INSTRUCTIONS TO FOLLOW
Restate the full set of records exactly, word for word.

MATERIAL PROVIDED

_____

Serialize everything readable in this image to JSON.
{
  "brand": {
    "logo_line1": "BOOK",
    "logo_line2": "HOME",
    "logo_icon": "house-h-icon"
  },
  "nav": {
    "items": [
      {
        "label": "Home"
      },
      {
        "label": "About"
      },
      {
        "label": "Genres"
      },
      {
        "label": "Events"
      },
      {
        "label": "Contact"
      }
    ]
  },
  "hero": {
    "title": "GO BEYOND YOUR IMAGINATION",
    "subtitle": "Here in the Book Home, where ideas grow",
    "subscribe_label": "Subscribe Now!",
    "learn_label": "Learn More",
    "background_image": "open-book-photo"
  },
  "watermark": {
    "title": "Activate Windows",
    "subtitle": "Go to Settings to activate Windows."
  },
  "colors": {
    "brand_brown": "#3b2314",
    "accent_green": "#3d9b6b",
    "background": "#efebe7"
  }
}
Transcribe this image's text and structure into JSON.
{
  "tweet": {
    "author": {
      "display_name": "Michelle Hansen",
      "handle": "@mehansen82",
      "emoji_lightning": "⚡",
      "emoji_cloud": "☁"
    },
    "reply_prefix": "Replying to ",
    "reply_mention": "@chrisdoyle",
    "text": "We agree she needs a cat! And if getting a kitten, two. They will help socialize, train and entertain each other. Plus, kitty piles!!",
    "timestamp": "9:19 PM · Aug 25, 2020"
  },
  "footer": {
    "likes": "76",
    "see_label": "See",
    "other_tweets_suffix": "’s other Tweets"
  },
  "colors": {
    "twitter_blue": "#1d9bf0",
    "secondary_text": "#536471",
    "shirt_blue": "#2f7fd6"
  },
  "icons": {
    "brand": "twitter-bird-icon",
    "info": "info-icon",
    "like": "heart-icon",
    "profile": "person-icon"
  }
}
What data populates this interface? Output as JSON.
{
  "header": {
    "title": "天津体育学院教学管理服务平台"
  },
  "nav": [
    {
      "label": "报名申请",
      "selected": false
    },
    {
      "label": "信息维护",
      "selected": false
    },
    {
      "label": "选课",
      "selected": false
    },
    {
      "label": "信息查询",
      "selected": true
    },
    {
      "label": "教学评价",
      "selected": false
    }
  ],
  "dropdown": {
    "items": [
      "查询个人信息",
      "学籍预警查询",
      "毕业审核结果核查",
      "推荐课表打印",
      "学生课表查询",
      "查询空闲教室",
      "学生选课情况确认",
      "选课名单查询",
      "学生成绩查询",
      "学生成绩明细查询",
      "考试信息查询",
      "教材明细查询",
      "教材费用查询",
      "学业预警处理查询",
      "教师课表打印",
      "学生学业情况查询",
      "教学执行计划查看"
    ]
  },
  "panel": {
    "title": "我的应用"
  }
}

_____

ANSWER FOR THIS EXERCISE
Serialize everything readable in this image to JSON.
{
  "brand": {
    "logo_line1": "BOOK",
    "logo_line2": "HOME",
    "logo_icon": "house-h-icon"
  },
  "nav": {
    "items": [
      {
        "label": "Home"
      },
      {
        "label": "About"
      },
      {
        "label": "Genres"
      },
      {
        "label": "Events"
      },
      {
        "label": "Contact"
      }
    ]
  },
  "hero": {
    "title": "GO BEYOND YOUR IMAGINATION",
    "subtitle": "Here in the Book Home, where ideas grow",
    "subscribe_label": "Subscribe Now!",
    "learn_label": "Learn More",
    "background_image": "open-book-photo"
  },
  "watermark": {
    "title": "Activate Windows",
    "subtitle": "Go to Settings to activate Windows."
  },
  "colors": {
    "brand_brown": "#3b2314",
    "accent_green": "#3d9b6b",
    "background": "#efebe7"
  }
}
Transcribe this image's text and structure into JSON.
{
  "tweet": {
    "author": {
      "display_name": "Michelle Hansen",
      "handle": "@mehansen82",
      "emoji_lightning": "⚡",
      "emoji_cloud": "☁"
    },
    "reply_prefix": "Replying to ",
    "reply_mention": "@chrisdoyle",
    "text": "We agree she needs a cat! And if getting a kitten, two. They will help socialize, train and entertain each other. Plus, kitty piles!!",
    "timestamp": "9:19 PM · Aug 25, 2020"
  },
  "footer": {
    "likes": "76",
    "see_label": "See",
    "other_tweets_suffix": "’s other Tweets"
  },
  "colors": {
    "twitter_blue": "#1d9bf0",
    "secondary_text": "#536471",
    "shirt_blue": "#2f7fd6"
  },
  "icons": {
    "brand": "twitter-bird-icon",
    "info": "info-icon",
    "like": "heart-icon",
    "profile": "person-icon"
  }
}
What data populates this interface? Output as JSON.
{
  "header": {
    "title": "天津体育学院教学管理服务平台"
  },
  "nav": [
    {
      "label": "报名申请",
      "selected": false
    },
    {
      "label": "信息维护",
      "selected": false
    },
    {
      "label": "选课",
      "selected": false
    },
    {
      "label": "信息查询",
      "selected": true
    },
    {
      "label": "教学评价",
      "selected": false
    }
  ],
  "dropdown": {
    "items": [
      "查询个人信息",
      "学籍预警查询",
      "毕业审核结果核查",
      "推荐课表打印",
      "学生课表查询",
      "查询空闲教室",
      "学生选课情况确认",
      "选课名单查询",
      "学生成绩查询",
      "学生成绩明细查询",
      "考试信息查询",
      "教材明细查询",
      "教材费用查询",
      "学业预警处理查询",
      "教师课表打印",
      "学生学业情况查询",
      "教学执行计划查看"
    ]
  },
  "panel": {
    "title": "我的应用"
  }
}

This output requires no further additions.